-- begin Materials provided --
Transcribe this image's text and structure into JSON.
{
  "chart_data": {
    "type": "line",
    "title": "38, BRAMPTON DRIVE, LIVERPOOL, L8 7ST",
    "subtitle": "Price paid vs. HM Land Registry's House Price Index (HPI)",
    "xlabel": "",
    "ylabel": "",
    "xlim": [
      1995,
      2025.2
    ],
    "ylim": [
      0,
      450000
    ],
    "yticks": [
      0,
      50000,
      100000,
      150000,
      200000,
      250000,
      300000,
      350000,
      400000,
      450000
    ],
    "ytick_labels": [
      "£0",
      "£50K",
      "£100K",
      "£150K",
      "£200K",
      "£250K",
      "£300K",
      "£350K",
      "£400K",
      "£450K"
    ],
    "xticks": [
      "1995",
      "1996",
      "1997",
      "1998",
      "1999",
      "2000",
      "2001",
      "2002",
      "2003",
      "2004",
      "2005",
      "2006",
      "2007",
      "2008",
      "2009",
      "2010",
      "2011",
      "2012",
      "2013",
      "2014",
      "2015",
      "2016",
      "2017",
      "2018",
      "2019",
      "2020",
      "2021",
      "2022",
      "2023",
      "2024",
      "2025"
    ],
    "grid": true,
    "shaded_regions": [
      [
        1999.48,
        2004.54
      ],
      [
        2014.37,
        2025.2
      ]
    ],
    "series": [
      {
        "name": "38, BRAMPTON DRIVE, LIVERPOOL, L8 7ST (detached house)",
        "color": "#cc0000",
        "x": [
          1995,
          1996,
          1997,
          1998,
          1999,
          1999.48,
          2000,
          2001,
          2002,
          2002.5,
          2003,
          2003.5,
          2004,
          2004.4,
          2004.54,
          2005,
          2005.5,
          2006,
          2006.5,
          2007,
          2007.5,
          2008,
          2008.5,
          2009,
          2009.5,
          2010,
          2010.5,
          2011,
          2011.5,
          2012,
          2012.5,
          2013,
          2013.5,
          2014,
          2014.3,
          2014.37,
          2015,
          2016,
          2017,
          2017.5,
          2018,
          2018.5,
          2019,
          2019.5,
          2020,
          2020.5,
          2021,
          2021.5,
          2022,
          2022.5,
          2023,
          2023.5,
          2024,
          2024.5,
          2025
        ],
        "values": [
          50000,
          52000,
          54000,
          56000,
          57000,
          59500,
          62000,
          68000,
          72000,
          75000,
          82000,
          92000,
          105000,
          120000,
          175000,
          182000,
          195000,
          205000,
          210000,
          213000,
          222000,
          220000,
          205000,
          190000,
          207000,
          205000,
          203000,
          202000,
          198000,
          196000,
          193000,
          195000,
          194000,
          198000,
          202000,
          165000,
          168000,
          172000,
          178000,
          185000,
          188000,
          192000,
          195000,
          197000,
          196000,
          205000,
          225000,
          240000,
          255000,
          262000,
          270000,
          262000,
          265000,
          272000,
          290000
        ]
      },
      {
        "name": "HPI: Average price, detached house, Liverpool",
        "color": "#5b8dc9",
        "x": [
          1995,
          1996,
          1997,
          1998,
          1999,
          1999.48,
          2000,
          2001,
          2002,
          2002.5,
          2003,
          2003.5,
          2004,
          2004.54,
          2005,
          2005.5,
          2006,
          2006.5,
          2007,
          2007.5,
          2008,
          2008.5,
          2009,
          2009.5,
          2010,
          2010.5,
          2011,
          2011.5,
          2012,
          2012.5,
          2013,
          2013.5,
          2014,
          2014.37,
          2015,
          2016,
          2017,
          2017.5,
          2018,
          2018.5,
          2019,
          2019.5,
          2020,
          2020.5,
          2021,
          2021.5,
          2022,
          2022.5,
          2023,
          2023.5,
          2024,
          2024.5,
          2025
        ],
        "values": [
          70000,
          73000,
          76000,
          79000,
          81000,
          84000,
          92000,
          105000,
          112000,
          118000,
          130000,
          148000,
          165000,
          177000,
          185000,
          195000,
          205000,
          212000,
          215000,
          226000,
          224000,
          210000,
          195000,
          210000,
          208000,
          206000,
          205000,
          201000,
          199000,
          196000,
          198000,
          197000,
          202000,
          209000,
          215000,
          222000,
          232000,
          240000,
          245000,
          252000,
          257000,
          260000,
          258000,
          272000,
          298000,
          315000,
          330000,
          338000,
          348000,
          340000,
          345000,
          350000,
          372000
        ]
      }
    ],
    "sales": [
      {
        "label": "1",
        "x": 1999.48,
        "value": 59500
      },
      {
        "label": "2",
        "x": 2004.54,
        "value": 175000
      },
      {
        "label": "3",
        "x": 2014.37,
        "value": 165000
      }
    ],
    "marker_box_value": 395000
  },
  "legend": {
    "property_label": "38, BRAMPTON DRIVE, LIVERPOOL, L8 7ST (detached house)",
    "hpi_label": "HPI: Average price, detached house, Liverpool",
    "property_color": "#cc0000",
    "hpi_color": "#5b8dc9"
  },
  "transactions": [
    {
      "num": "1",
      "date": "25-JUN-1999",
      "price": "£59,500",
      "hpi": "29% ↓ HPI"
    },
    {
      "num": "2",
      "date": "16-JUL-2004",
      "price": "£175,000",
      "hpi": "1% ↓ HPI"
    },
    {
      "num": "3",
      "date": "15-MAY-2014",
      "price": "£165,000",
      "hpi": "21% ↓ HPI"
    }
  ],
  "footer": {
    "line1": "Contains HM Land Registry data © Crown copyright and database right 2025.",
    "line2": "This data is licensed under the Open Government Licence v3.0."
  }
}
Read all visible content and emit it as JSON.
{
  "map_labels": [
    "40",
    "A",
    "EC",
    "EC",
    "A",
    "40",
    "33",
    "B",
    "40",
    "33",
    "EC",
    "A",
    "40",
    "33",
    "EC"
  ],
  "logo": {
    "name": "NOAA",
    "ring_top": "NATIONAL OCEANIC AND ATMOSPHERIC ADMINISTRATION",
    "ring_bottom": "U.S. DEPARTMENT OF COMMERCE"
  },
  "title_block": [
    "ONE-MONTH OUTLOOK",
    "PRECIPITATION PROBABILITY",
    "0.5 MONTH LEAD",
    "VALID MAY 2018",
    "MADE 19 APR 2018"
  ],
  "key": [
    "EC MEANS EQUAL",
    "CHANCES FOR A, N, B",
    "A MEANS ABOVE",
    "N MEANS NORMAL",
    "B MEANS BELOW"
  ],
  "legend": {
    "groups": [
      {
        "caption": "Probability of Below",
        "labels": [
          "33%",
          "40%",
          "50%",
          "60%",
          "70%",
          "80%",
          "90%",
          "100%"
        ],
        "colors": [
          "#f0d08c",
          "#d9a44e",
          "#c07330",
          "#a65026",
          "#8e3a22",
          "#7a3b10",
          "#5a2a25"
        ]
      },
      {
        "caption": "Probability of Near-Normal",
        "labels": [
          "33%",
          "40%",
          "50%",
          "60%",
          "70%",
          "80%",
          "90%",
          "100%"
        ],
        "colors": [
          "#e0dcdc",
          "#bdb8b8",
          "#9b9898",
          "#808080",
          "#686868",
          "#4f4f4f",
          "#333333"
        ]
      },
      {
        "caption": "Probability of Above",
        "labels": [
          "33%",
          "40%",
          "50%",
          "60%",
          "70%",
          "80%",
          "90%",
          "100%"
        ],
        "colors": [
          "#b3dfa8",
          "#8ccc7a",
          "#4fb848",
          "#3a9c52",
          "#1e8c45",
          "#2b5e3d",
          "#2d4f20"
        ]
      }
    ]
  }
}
-- end Materials provided --
(What you will do): Copy out the whole listing exactly as written.

(Exercise answer):
Transcribe this image's text and structure into JSON.
{
  "chart_data": {
    "type": "line",
    "title": "38, BRAMPTON DRIVE, LIVERPOOL, L8 7ST",
    "subtitle": "Price paid vs. HM Land Registry's House Price Index (HPI)",
    "xlabel": "",
    "ylabel": "",
    "xlim": [
      1995,
      2025.2
    ],
    "ylim": [
      0,
      450000
    ],
    "yticks": [
      0,
      50000,
      100000,
      150000,
      200000,
      250000,
      300000,
      350000,
      400000,
      450000
    ],
    "ytick_labels": [
      "£0",
      "£50K",
      "£100K",
      "£150K",
      "£200K",
      "£250K",
      "£300K",
      "£350K",
      "£400K",
      "£450K"
    ],
    "xticks": [
      "1995",
      "1996",
      "1997",
      "1998",
      "1999",
      "2000",
      "2001",
      "2002",
      "2003",
      "2004",
      "2005",
      "2006",
      "2007",
      "2008",
      "2009",
      "2010",
      "2011",
      "2012",
      "2013",
      "2014",
      "2015",
      "2016",
      "2017",
      "2018",
      "2019",
      "2020",
      "2021",
      "2022",
      "2023",
      "2024",
      "2025"
    ],
    "grid": true,
    "shaded_regions": [
      [
        1999.48,
        2004.54
      ],
      [
        2014.37,
        2025.2
      ]
    ],
    "series": [
      {
        "name": "38, BRAMPTON DRIVE, LIVERPOOL, L8 7ST (detached house)",
        "color": "#cc0000",
        "x": [
          1995,
          1996,
          1997,
          1998,
          1999,
          1999.48,
          2000,
          2001,
          2002,
          2002.5,
          2003,
          2003.5,
          2004,
          2004.4,
          2004.54,
          2005,
          2005.5,
          2006,
          2006.5,
          2007,
          2007.5,
          2008,
          2008.5,
          2009,
          2009.5,
          2010,
          2010.5,
          2011,
          2011.5,
          2012,
          2012.5,
          2013,
          2013.5,
          2014,
          2014.3,
          2014.37,
          2015,
          2016,
          2017,
          2017.5,
          2018,
          2018.5,
          2019,
          2019.5,
          2020,
          2020.5,
          2021,
          2021.5,
          2022,
          2022.5,
          2023,
          2023.5,
          2024,
          2024.5,
          2025
        ],
        "values": [
          50000,
          52000,
          54000,
          56000,
          57000,
          59500,
          62000,
          68000,
          72000,
          75000,
          82000,
          92000,
          105000,
          120000,
          175000,
          182000,
          195000,
          205000,
          210000,
          213000,
          222000,
          220000,
          205000,
          190000,
          207000,
          205000,
          203000,
          202000,
          198000,
          196000,
          193000,
          195000,
          194000,
          198000,
          202000,
          165000,
          168000,
          172000,
          178000,
          185000,
          188000,
          192000,
          195000,
          197000,
          196000,
          205000,
          225000,
          240000,
          255000,
          262000,
          270000,
          262000,
          265000,
          272000,
          290000
        ]
      },
      {
        "name": "HPI: Average price, detached house, Liverpool",
        "color": "#5b8dc9",
        "x": [
          1995,
          1996,
          1997,
          1998,
          1999,
          1999.48,
          2000,
          2001,
          2002,
          2002.5,
          2003,
          2003.5,
          2004,
          2004.54,
          2005,
          2005.5,
          2006,
          2006.5,
          2007,
          2007.5,
          2008,
          2008.5,
          2009,
          2009.5,
          2010,
          2010.5,
          2011,
          2011.5,
          2012,
          2012.5,
          2013,
          2013.5,
          2014,
          2014.37,
          2015,
          2016,
          2017,
          2017.5,
          2018,
          2018.5,
          2019,
          2019.5,
          2020,
          2020.5,
          2021,
          2021.5,
          2022,
          2022.5,
          2023,
          2023.5,
          2024,
          2024.5,
          2025
        ],
        "values": [
          70000,
          73000,
          76000,
          79000,
          81000,
          84000,
          92000,
          105000,
          112000,
          118000,
          130000,
          148000,
          165000,
          177000,
          185000,
          195000,
          205000,
          212000,
          215000,
          226000,
          224000,
          210000,
          195000,
          210000,
          208000,
          206000,
          205000,
          201000,
          199000,
          196000,
          198000,
          197000,
          202000,
          209000,
          215000,
          222000,
          232000,
          240000,
          245000,
          252000,
          257000,
          260000,
          258000,
          272000,
          298000,
          315000,
          330000,
          338000,
          348000,
          340000,
          345000,
          350000,
          372000
        ]
      }
    ],
    "sales": [
      {
        "label": "1",
        "x": 1999.48,
        "value": 59500
      },
      {
        "label": "2",
        "x": 2004.54,
        "value": 175000
      },
      {
        "label": "3",
        "x": 2014.37,
        "value": 165000
      }
    ],
    "marker_box_value": 395000
  },
  "legend": {
    "property_label": "38, BRAMPTON DRIVE, LIVERPOOL, L8 7ST (detached house)",
    "hpi_label": "HPI: Average price, detached house, Liverpool",
    "property_color": "#cc0000",
    "hpi_color": "#5b8dc9"
  },
  "transactions": [
    {
      "num": "1",
      "date": "25-JUN-1999",
      "price": "£59,500",
      "hpi": "29% ↓ HPI"
    },
    {
      "num": "2",
      "date": "16-JUL-2004",
      "price": "£175,000",
      "hpi": "1% ↓ HPI"
    },
    {
      "num": "3",
      "date": "15-MAY-2014",
      "price": "£165,000",
      "hpi": "21% ↓ HPI"
    }
  ],
  "footer": {
    "line1": "Contains HM Land Registry data © Crown copyright and database right 2025.",
    "line2": "This data is licensed under the Open Government Licence v3.0."
  }
}
Read all visible content and emit it as JSON.
{
  "map_labels": [
    "40",
    "A",
    "EC",
    "EC",
    "A",
    "40",
    "33",
    "B",
    "40",
    "33",
    "EC",
    "A",
    "40",
    "33",
    "EC"
  ],
  "logo": {
    "name": "NOAA",
    "ring_top": "NATIONAL OCEANIC AND ATMOSPHERIC ADMINISTRATION",
    "ring_bottom": "U.S. DEPARTMENT OF COMMERCE"
  },
  "title_block": [
    "ONE-MONTH OUTLOOK",
    "PRECIPITATION PROBABILITY",
    "0.5 MONTH LEAD",
    "VALID MAY 2018",
    "MADE 19 APR 2018"
  ],
  "key": [
    "EC MEANS EQUAL",
    "CHANCES FOR A, N, B",
    "A MEANS ABOVE",
    "N MEANS NORMAL",
    "B MEANS BELOW"
  ],
  "legend": {
    "groups": [
      {
        "caption": "Probability of Below",
        "labels": [
          "33%",
          "40%",
          "50%",
          "60%",
          "70%",
          "80%",
          "90%",
          "100%"
        ],
        "colors": [
          "#f0d08c",
          "#d9a44e",
          "#c07330",
          "#a65026",
          "#8e3a22",
          "#7a3b10",
          "#5a2a25"
        ]
      },
      {
        "caption": "Probability of Near-Normal",
        "labels": [
          "33%",
          "40%",
          "50%",
          "60%",
          "70%",
          "80%",
          "90%",
          "100%"
        ],
        "colors": [
          "#e0dcdc",
          "#bdb8b8",
          "#9b9898",
          "#808080",
          "#686868",
          "#4f4f4f",
          "#333333"
        ]
      },
      {
        "caption": "Probability of Above",
        "labels": [
          "33%",
          "40%",
          "50%",
          "60%",
          "70%",
          "80%",
          "90%",
          "100%"
        ],
        "colors": [
          "#b3dfa8",
          "#8ccc7a",
          "#4fb848",
          "#3a9c52",
          "#1e8c45",
          "#2b5e3d",
          "#2d4f20"
        ]
      }
    ]
  }
}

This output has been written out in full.